Exercise inputs =

------------------------------

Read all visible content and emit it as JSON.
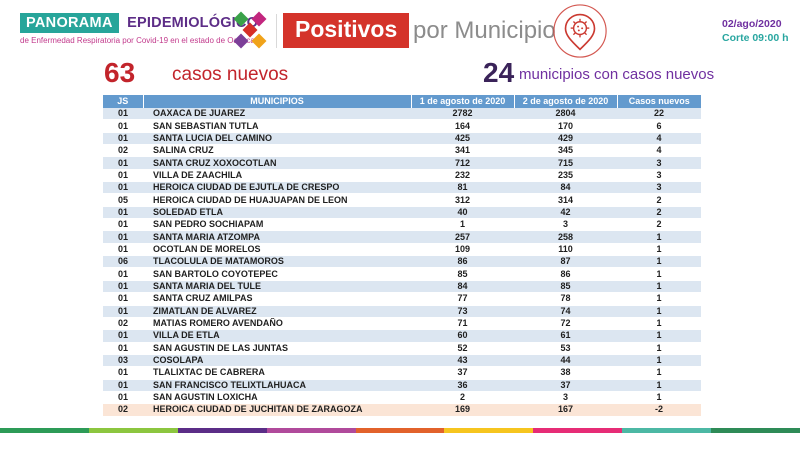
{
  "header": {
    "brand_panorama": "PANORAMA",
    "brand_epidemiologico": "EPIDEMIOLÓGICO",
    "brand_subtitle": "de Enfermedad Respiratoria por Covid-19 en el estado de Oaxaca",
    "title_badge": "Positivos",
    "title_rest": "por Municipio",
    "date": "02/ago/2020",
    "cutoff": "Corte 09:00 h"
  },
  "stats": {
    "new_cases_value": "63",
    "new_cases_label": "casos nuevos",
    "municipalities_value": "24",
    "municipalities_label": "municipios con casos nuevos"
  },
  "chart_data": {
    "type": "table",
    "title": "Positivos por Municipio",
    "columns": [
      "JS",
      "MUNICIPIOS",
      "1 de agosto de 2020",
      "2 de agosto de 2020",
      "Casos nuevos"
    ],
    "rows": [
      [
        "01",
        "OAXACA DE JUAREZ",
        2782,
        2804,
        22
      ],
      [
        "01",
        "SAN SEBASTIAN TUTLA",
        164,
        170,
        6
      ],
      [
        "01",
        "SANTA LUCIA DEL CAMINO",
        425,
        429,
        4
      ],
      [
        "02",
        "SALINA CRUZ",
        341,
        345,
        4
      ],
      [
        "01",
        "SANTA CRUZ XOXOCOTLAN",
        712,
        715,
        3
      ],
      [
        "01",
        "VILLA DE ZAACHILA",
        232,
        235,
        3
      ],
      [
        "01",
        "HEROICA CIUDAD DE EJUTLA DE CRESPO",
        81,
        84,
        3
      ],
      [
        "05",
        "HEROICA CIUDAD DE HUAJUAPAN DE LEON",
        312,
        314,
        2
      ],
      [
        "01",
        "SOLEDAD ETLA",
        40,
        42,
        2
      ],
      [
        "01",
        "SAN PEDRO SOCHIAPAM",
        1,
        3,
        2
      ],
      [
        "01",
        "SANTA MARIA ATZOMPA",
        257,
        258,
        1
      ],
      [
        "01",
        "OCOTLAN DE MORELOS",
        109,
        110,
        1
      ],
      [
        "06",
        "TLACOLULA DE MATAMOROS",
        86,
        87,
        1
      ],
      [
        "01",
        "SAN BARTOLO COYOTEPEC",
        85,
        86,
        1
      ],
      [
        "01",
        "SANTA MARIA DEL TULE",
        84,
        85,
        1
      ],
      [
        "01",
        "SANTA CRUZ AMILPAS",
        77,
        78,
        1
      ],
      [
        "01",
        "ZIMATLAN DE ALVAREZ",
        73,
        74,
        1
      ],
      [
        "02",
        "MATIAS ROMERO AVENDAÑO",
        71,
        72,
        1
      ],
      [
        "01",
        "VILLA DE ETLA",
        60,
        61,
        1
      ],
      [
        "01",
        "SAN AGUSTIN DE LAS JUNTAS",
        52,
        53,
        1
      ],
      [
        "03",
        "COSOLAPA",
        43,
        44,
        1
      ],
      [
        "01",
        "TLALIXTAC DE CABRERA",
        37,
        38,
        1
      ],
      [
        "01",
        "SAN FRANCISCO TELIXTLAHUACA",
        36,
        37,
        1
      ],
      [
        "01",
        "SAN AGUSTIN LOXICHA",
        2,
        3,
        1
      ],
      [
        "02",
        "HEROICA CIUDAD DE JUCHITAN DE ZARAGOZA",
        169,
        167,
        -2
      ]
    ],
    "highlighted_last_row": true
  },
  "colors": {
    "accent_red": "#d4332a",
    "stat_red": "#c2242b",
    "teal": "#27a59a",
    "brand_purple": "#5d2d87",
    "brand_magenta": "#c23a8c",
    "date_purple": "#7030a0",
    "dark_purple_stat": "#3a2359",
    "table_header_blue": "#639ace",
    "row_alt_blue": "#dce6f1",
    "highlight_row_peach": "#fbe5d6",
    "pin_red": "#cb3a31",
    "logo_diamonds": [
      "#3aa149",
      "#c2267e",
      "#d62e27",
      "#7c3f98",
      "#f0a31a"
    ],
    "footer_segments": [
      "#2d9b57",
      "#8cc63f",
      "#5b2d87",
      "#b04a9b",
      "#e2622b",
      "#f6c51f",
      "#e62c76",
      "#4cb8a4",
      "#2e8b57"
    ]
  }
}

------------------------------

Task = Of all the lines above, how many contain the word "agosto"? Answer with only the number.

Completed task = 2